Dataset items
— begin —

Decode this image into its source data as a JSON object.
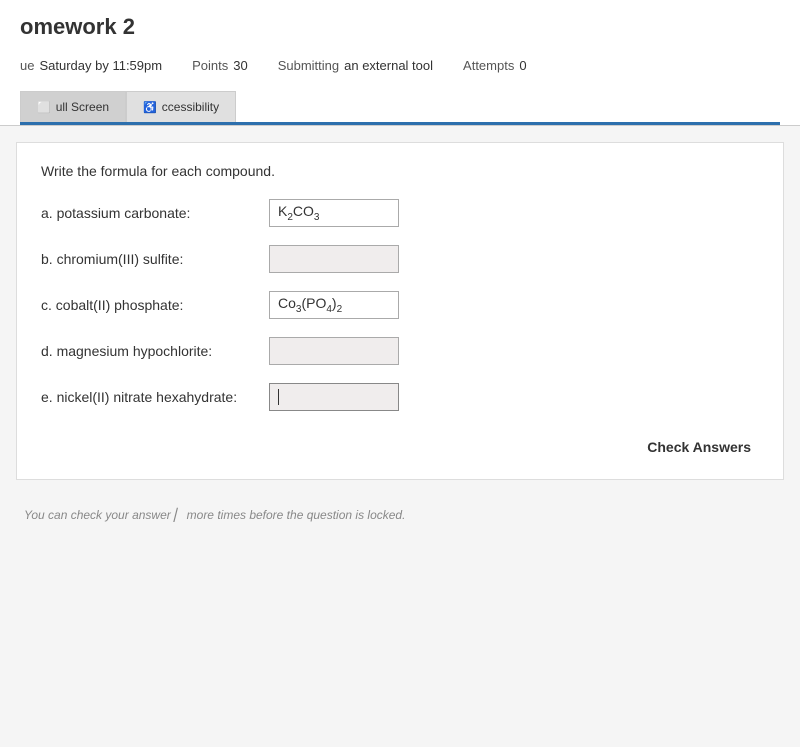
{
  "page": {
    "title": "omework 2",
    "meta": {
      "due_label": "ue",
      "due_value": "Saturday by 11:59pm",
      "points_label": "Points",
      "points_value": "30",
      "submitting_label": "Submitting",
      "submitting_value": "an external tool",
      "attempts_label": "Attempts",
      "attempts_value": "0"
    },
    "tabs": [
      {
        "label": "ull Screen",
        "icon": "⬜"
      },
      {
        "label": "ccessibility",
        "icon": "♿"
      }
    ],
    "question": {
      "prompt": "Write the formula for each compound.",
      "compounds": [
        {
          "id": "a",
          "label": "a. potassium carbonate:",
          "formula_html": "K<sub>2</sub>CO<sub>3</sub>",
          "value": "K₂CO₃",
          "has_value": true
        },
        {
          "id": "b",
          "label": "b. chromium(III) sulfite:",
          "formula_html": "",
          "value": "",
          "has_value": false
        },
        {
          "id": "c",
          "label": "c. cobalt(II) phosphate:",
          "formula_html": "Co<sub>3</sub>(PO<sub>4</sub>)<sub>2</sub>",
          "value": "Co₃(PO₄)₂",
          "has_value": true
        },
        {
          "id": "d",
          "label": "d. magnesium hypochlorite:",
          "formula_html": "",
          "value": "",
          "has_value": false
        },
        {
          "id": "e",
          "label": "e. nickel(II) nitrate hexahydrate:",
          "formula_html": "",
          "value": "",
          "has_value": false,
          "focused": true
        }
      ],
      "check_answers_label": "Check Answers",
      "footer_note": "You can check your answer ▏ more times before the question is locked."
    }
  }
}
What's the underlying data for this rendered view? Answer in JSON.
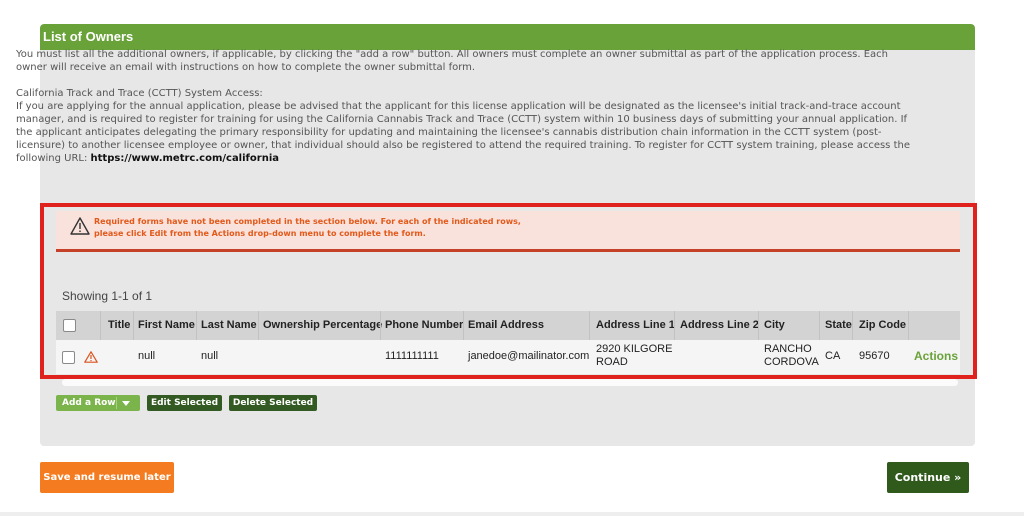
{
  "panel": {
    "title": "List of Owners"
  },
  "intro": {
    "paragraph1": "You must list all the additional owners, if applicable, by clicking the \"add a row\" button. All owners must complete an owner submittal as part of the application process. Each owner will receive an email with instructions on how to complete the owner submittal form.",
    "ccct_heading": "California Track and Trace (CCTT) System Access:",
    "paragraph2": "If you are applying for the annual application, please be advised that the applicant for this license application will be designated as the licensee's initial track-and-trace account manager, and is required to register for training for using the California Cannabis Track and Trace (CCTT) system within 10 business days of submitting your annual application. If the applicant anticipates delegating the primary responsibility for updating and maintaining the licensee's cannabis distribution chain information in the CCTT system (post-licensure) to another licensee employee or owner, that individual should also be registered to attend the required training. To register for CCTT system training, please access the following URL:",
    "url": "https://www.metrc.com/california"
  },
  "alert": {
    "line1": "Required forms have not been completed in the section below. For each of the indicated rows,",
    "line2": "please click Edit from the Actions drop-down menu to complete the form."
  },
  "table": {
    "showing": "Showing 1-1 of 1",
    "headers": {
      "title": "Title",
      "first_name": "First Name",
      "last_name": "Last Name",
      "ownership": "Ownership Percentage",
      "phone": "Phone Number",
      "email": "Email Address",
      "address1": "Address Line 1",
      "address2": "Address Line 2",
      "city": "City",
      "state": "State",
      "zip": "Zip Code"
    },
    "rows": [
      {
        "title": "",
        "first_name": "null",
        "last_name": "null",
        "ownership": "",
        "phone": "1111111111",
        "email": "janedoe@mailinator.com",
        "address1_a": "2920 KILGORE",
        "address1_b": "ROAD",
        "address2": "",
        "city_a": "RANCHO",
        "city_b": "CORDOVA",
        "state": "CA",
        "zip": "95670",
        "actions": "Actions"
      }
    ]
  },
  "buttons": {
    "add_row": "Add a Row",
    "edit_selected": "Edit Selected",
    "delete_selected": "Delete Selected",
    "save_resume": "Save and resume later",
    "continue": "Continue »"
  },
  "colors": {
    "header_green": "#6aa23a",
    "dark_green": "#2f5a1c",
    "orange": "#f47b20",
    "alert_red": "#e0221e"
  }
}
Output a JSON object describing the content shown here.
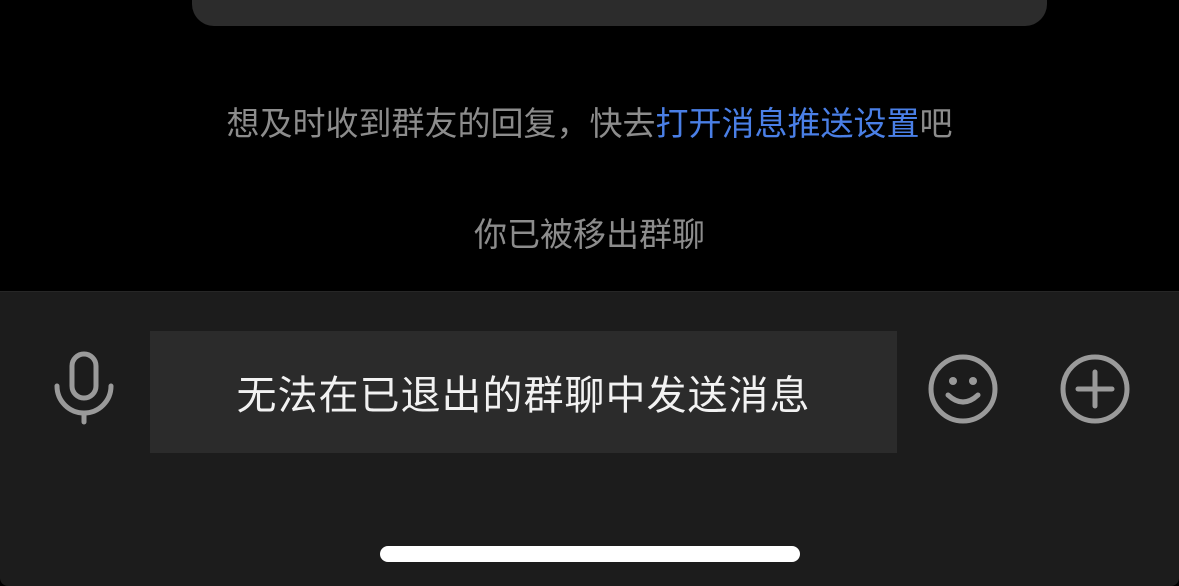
{
  "chat": {
    "push_prompt": {
      "prefix": "想及时收到群友的回复，快去",
      "link": "打开消息推送设置",
      "suffix": "吧"
    },
    "removed_notice": "你已被移出群聊"
  },
  "input_bar": {
    "message_placeholder": "无法在已退出的群聊中发送消息",
    "left_icon": "microphone-icon",
    "right_icons": [
      "smiley-icon",
      "plus-circle-icon"
    ]
  },
  "colors": {
    "background": "#000000",
    "bar_background": "#1c1c1c",
    "input_background": "#2b2b2b",
    "link": "#4a7fe6",
    "muted_text": "#8c8c8c",
    "icon": "#9a9a9a"
  }
}
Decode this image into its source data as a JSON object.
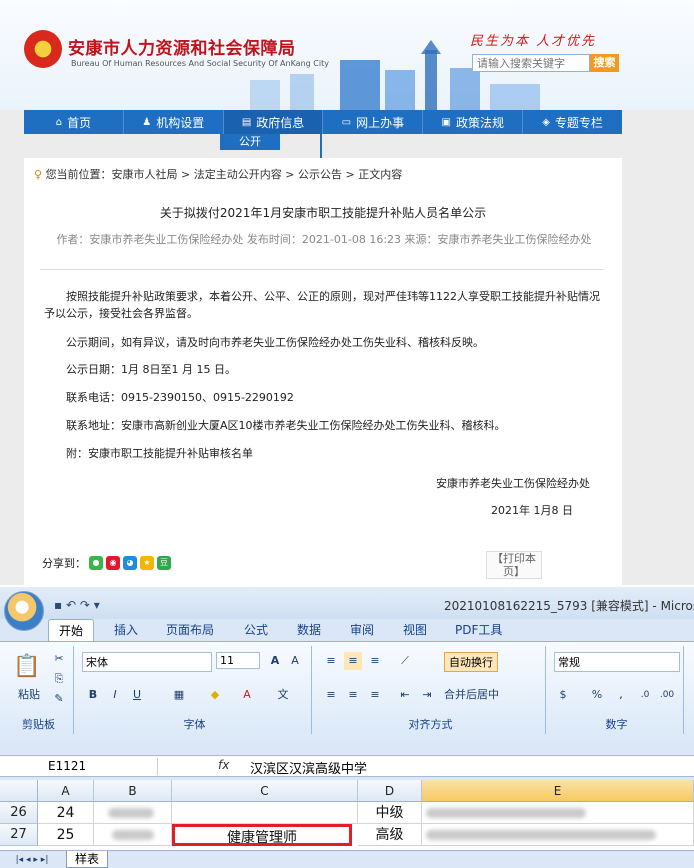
{
  "site": {
    "name": "安康市人力资源和社会保障局",
    "name_en": "Bureau Of Human Resources And Social Security Of AnKang City",
    "slogan": "民生为本  人才优先",
    "search_placeholder": "请输入搜索关键字",
    "search_button": "搜索"
  },
  "nav": {
    "items": [
      {
        "label": "首页",
        "icon": "home-icon",
        "glyph": "⌂"
      },
      {
        "label": "机构设置",
        "icon": "org-icon",
        "glyph": "♟"
      },
      {
        "label": "政府信息",
        "icon": "doc-icon",
        "glyph": "▤"
      },
      {
        "label": "网上办事",
        "icon": "monitor-icon",
        "glyph": "▭"
      },
      {
        "label": "政策法规",
        "icon": "book-icon",
        "glyph": "▣"
      },
      {
        "label": "专题专栏",
        "icon": "layers-icon",
        "glyph": "◈"
      }
    ],
    "sub": "公开"
  },
  "article": {
    "breadcrumb": "您当前位置：安康市人社局 > 法定主动公开内容 > 公示公告 > 正文内容",
    "title": "关于拟拨付2021年1月安康市职工技能提升补贴人员名单公示",
    "meta": "作者：安康市养老失业工伤保险经办处  发布时间：2021-01-08 16:23  来源：安康市养老失业工伤保险经办处",
    "paragraphs": [
      "按照技能提升补贴政策要求，本着公开、公平、公正的原则，现对严佳玮等1122人享受职工技能提升补贴情况予以公示，接受社会各界监督。",
      "公示期间，如有异议，请及时向市养老失业工伤保险经办处工伤失业科、稽核科反映。",
      "公示日期：1月 8日至1 月 15 日。",
      "联系电话：0915-2390150、0915-2290192",
      "联系地址：安康市高新创业大厦A区10楼市养老失业工伤保险经办处工伤失业科、稽核科。",
      "附：安康市职工技能提升补贴审核名单"
    ],
    "signature": "安康市养老失业工伤保险经办处",
    "date": "2021年 1月8 日",
    "share_label": "分享到：",
    "print_label": "【打印本页】"
  },
  "excel": {
    "window_title": "20210108162215_5793  [兼容模式] - Micros",
    "tabs": [
      "开始",
      "插入",
      "页面布局",
      "公式",
      "数据",
      "审阅",
      "视图",
      "PDF工具"
    ],
    "groups": [
      "剪贴板",
      "字体",
      "对齐方式",
      "数字"
    ],
    "paste_label": "粘贴",
    "font_name": "宋体",
    "font_size": "11",
    "wrap_text": "自动换行",
    "merge_center": "合并后居中",
    "number_format": "常规",
    "name_box": "E1121",
    "fx": "fx",
    "formula_value": "汉滨区汉滨高级中学",
    "columns": [
      "A",
      "B",
      "C",
      "D",
      "E"
    ],
    "rows": [
      {
        "num": "26",
        "a": "24",
        "c": "",
        "d": "中级"
      },
      {
        "num": "27",
        "a": "25",
        "c": "健康管理师",
        "d": "高级"
      }
    ],
    "sheet_tab": "样表"
  }
}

— end —

WHAT IS NEEDED »
Restate each line of the records exactly; pictures do not belong in the copy.

OUTPUT FOR THIS EXERCISE »
Decode this image into its source data as a JSON object.
{
  "page": {
    "title": "omework 2",
    "meta": {
      "due_label": "ue",
      "due_value": "Saturday by 11:59pm",
      "points_label": "Points",
      "points_value": "30",
      "submitting_label": "Submitting",
      "submitting_value": "an external tool",
      "attempts_label": "Attempts",
      "attempts_value": "0"
    },
    "tabs": [
      {
        "label": "ull Screen",
        "icon": "⬜"
      },
      {
        "label": "ccessibility",
        "icon": "♿"
      }
    ],
    "question": {
      "prompt": "Write the formula for each compound.",
      "compounds": [
        {
          "id": "a",
          "label": "a. potassium carbonate:",
          "formula_html": "K<sub>2</sub>CO<sub>3</sub>",
          "value": "K₂CO₃",
          "has_value": true
        },
        {
          "id": "b",
          "label": "b. chromium(III) sulfite:",
          "formula_html": "",
          "value": "",
          "has_value": false
        },
        {
          "id": "c",
          "label": "c. cobalt(II) phosphate:",
          "formula_html": "Co<sub>3</sub>(PO<sub>4</sub>)<sub>2</sub>",
          "value": "Co₃(PO₄)₂",
          "has_value": true
        },
        {
          "id": "d",
          "label": "d. magnesium hypochlorite:",
          "formula_html": "",
          "value": "",
          "has_value": false
        },
        {
          "id": "e",
          "label": "e. nickel(II) nitrate hexahydrate:",
          "formula_html": "",
          "value": "",
          "has_value": false,
          "focused": true
        }
      ],
      "check_answers_label": "Check Answers",
      "footer_note": "You can check your answer ▏ more times before the question is locked."
    }
  }
}
What's the underlying data for this rendered view? Answer in JSON.
{
  "panel": {
    "title": "List of Owners"
  },
  "intro": {
    "paragraph1": "You must list all the additional owners, if applicable, by clicking the \"add a row\" button. All owners must complete an owner submittal as part of the application process. Each owner will receive an email with instructions on how to complete the owner submittal form.",
    "ccct_heading": "California Track and Trace (CCTT) System Access:",
    "paragraph2": "If you are applying for the annual application, please be advised that the applicant for this license application will be designated as the licensee's initial track-and-trace account manager, and is required to register for training for using the California Cannabis Track and Trace (CCTT) system within 10 business days of submitting your annual application. If the applicant anticipates delegating the primary responsibility for updating and maintaining the licensee's cannabis distribution chain information in the CCTT system (post-licensure) to another licensee employee or owner, that individual should also be registered to attend the required training. To register for CCTT system training, please access the following URL:",
    "url": "https://www.metrc.com/california"
  },
  "alert": {
    "line1": "Required forms have not been completed in the section below. For each of the indicated rows,",
    "line2": "please click Edit from the Actions drop-down menu to complete the form."
  },
  "table": {
    "showing": "Showing 1-1 of 1",
    "headers": {
      "title": "Title",
      "first_name": "First Name",
      "last_name": "Last Name",
      "ownership": "Ownership Percentage",
      "phone": "Phone Number",
      "email": "Email Address",
      "address1": "Address Line 1",
      "address2": "Address Line 2",
      "city": "City",
      "state": "State",
      "zip": "Zip Code"
    },
    "rows": [
      {
        "title": "",
        "first_name": "null",
        "last_name": "null",
        "ownership": "",
        "phone": "1111111111",
        "email": "janedoe@mailinator.com",
        "address1_a": "2920 KILGORE",
        "address1_b": "ROAD",
        "address2": "",
        "city_a": "RANCHO",
        "city_b": "CORDOVA",
        "state": "CA",
        "zip": "95670",
        "actions": "Actions"
      }
    ]
  },
  "buttons": {
    "add_row": "Add a Row",
    "edit_selected": "Edit Selected",
    "delete_selected": "Delete Selected",
    "save_resume": "Save and resume later",
    "continue": "Continue »"
  },
  "colors": {
    "header_green": "#6aa23a",
    "dark_green": "#2f5a1c",
    "orange": "#f47b20",
    "alert_red": "#e0221e"
  }
}
Output a JSON object describing the content shown here.
{
  "chat": {
    "push_prompt": {
      "prefix": "想及时收到群友的回复，快去",
      "link": "打开消息推送设置",
      "suffix": "吧"
    },
    "removed_notice": "你已被移出群聊"
  },
  "input_bar": {
    "message_placeholder": "无法在已退出的群聊中发送消息",
    "left_icon": "microphone-icon",
    "right_icons": [
      "smiley-icon",
      "plus-circle-icon"
    ]
  },
  "colors": {
    "background": "#000000",
    "bar_background": "#1c1c1c",
    "input_background": "#2b2b2b",
    "link": "#4a7fe6",
    "muted_text": "#8c8c8c",
    "icon": "#9a9a9a"
  }
}
Decode this image into its source data as a JSON object.
{
  "site": {
    "name": "安康市人力资源和社会保障局",
    "name_en": "Bureau Of Human Resources And Social Security Of AnKang City",
    "slogan": "民生为本  人才优先",
    "search_placeholder": "请输入搜索关键字",
    "search_button": "搜索"
  },
  "nav": {
    "items": [
      {
        "label": "首页",
        "icon": "home-icon",
        "glyph": "⌂"
      },
      {
        "label": "机构设置",
        "icon": "org-icon",
        "glyph": "♟"
      },
      {
        "label": "政府信息",
        "icon": "doc-icon",
        "glyph": "▤"
      },
      {
        "label": "网上办事",
        "icon": "monitor-icon",
        "glyph": "▭"
      },
      {
        "label": "政策法规",
        "icon": "book-icon",
        "glyph": "▣"
      },
      {
        "label": "专题专栏",
        "icon": "layers-icon",
        "glyph": "◈"
      }
    ],
    "sub": "公开"
  },
  "article": {
    "breadcrumb": "您当前位置：安康市人社局 > 法定主动公开内容 > 公示公告 > 正文内容",
    "title": "关于拟拨付2021年1月安康市职工技能提升补贴人员名单公示",
    "meta": "作者：安康市养老失业工伤保险经办处  发布时间：2021-01-08 16:23  来源：安康市养老失业工伤保险经办处",
    "paragraphs": [
      "按照技能提升补贴政策要求，本着公开、公平、公正的原则，现对严佳玮等1122人享受职工技能提升补贴情况予以公示，接受社会各界监督。",
      "公示期间，如有异议，请及时向市养老失业工伤保险经办处工伤失业科、稽核科反映。",
      "公示日期：1月 8日至1 月 15 日。",
      "联系电话：0915-2390150、0915-2290192",
      "联系地址：安康市高新创业大厦A区10楼市养老失业工伤保险经办处工伤失业科、稽核科。",
      "附：安康市职工技能提升补贴审核名单"
    ],
    "signature": "安康市养老失业工伤保险经办处",
    "date": "2021年 1月8 日",
    "share_label": "分享到：",
    "print_label": "【打印本页】"
  },
  "excel": {
    "window_title": "20210108162215_5793  [兼容模式] - Micros",
    "tabs": [
      "开始",
      "插入",
      "页面布局",
      "公式",
      "数据",
      "审阅",
      "视图",
      "PDF工具"
    ],
    "groups": [
      "剪贴板",
      "字体",
      "对齐方式",
      "数字"
    ],
    "paste_label": "粘贴",
    "font_name": "宋体",
    "font_size": "11",
    "wrap_text": "自动换行",
    "merge_center": "合并后居中",
    "number_format": "常规",
    "name_box": "E1121",
    "fx": "fx",
    "formula_value": "汉滨区汉滨高级中学",
    "columns": [
      "A",
      "B",
      "C",
      "D",
      "E"
    ],
    "rows": [
      {
        "num": "26",
        "a": "24",
        "c": "",
        "d": "中级"
      },
      {
        "num": "27",
        "a": "25",
        "c": "健康管理师",
        "d": "高级"
      }
    ],
    "sheet_tab": "样表"
  }
}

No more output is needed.